(Saved entries)
--- --- ---
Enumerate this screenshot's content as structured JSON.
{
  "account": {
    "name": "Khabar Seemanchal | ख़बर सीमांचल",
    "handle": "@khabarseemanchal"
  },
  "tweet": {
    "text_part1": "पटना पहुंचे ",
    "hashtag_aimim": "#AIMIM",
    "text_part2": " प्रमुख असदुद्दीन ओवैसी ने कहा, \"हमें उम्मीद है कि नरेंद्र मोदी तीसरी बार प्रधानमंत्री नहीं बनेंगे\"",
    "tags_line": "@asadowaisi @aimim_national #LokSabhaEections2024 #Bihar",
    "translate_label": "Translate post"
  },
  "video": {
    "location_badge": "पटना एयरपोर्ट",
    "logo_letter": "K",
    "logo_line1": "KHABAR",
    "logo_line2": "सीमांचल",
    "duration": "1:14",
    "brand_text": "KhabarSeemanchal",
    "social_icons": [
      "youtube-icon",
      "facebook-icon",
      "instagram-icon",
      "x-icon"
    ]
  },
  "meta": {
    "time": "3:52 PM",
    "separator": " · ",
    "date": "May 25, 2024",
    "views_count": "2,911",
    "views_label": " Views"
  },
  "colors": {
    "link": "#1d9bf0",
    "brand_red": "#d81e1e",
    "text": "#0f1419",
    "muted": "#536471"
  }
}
--- --- ---
### Exercise prompt
Quote all of the entries verbatim.

### Output of the task
Enumerate this screenshot's content as structured JSON.
{
  "account": {
    "name": "Khabar Seemanchal | ख़बर सीमांचल",
    "handle": "@khabarseemanchal"
  },
  "tweet": {
    "text_part1": "पटना पहुंचे ",
    "hashtag_aimim": "#AIMIM",
    "text_part2": " प्रमुख असदुद्दीन ओवैसी ने कहा, \"हमें उम्मीद है कि नरेंद्र मोदी तीसरी बार प्रधानमंत्री नहीं बनेंगे\"",
    "tags_line": "@asadowaisi @aimim_national #LokSabhaEections2024 #Bihar",
    "translate_label": "Translate post"
  },
  "video": {
    "location_badge": "पटना एयरपोर्ट",
    "logo_letter": "K",
    "logo_line1": "KHABAR",
    "logo_line2": "सीमांचल",
    "duration": "1:14",
    "brand_text": "KhabarSeemanchal",
    "social_icons": [
      "youtube-icon",
      "facebook-icon",
      "instagram-icon",
      "x-icon"
    ]
  },
  "meta": {
    "time": "3:52 PM",
    "separator": " · ",
    "date": "May 25, 2024",
    "views_count": "2,911",
    "views_label": " Views"
  },
  "colors": {
    "link": "#1d9bf0",
    "brand_red": "#d81e1e",
    "text": "#0f1419",
    "muted": "#536471"
  }
}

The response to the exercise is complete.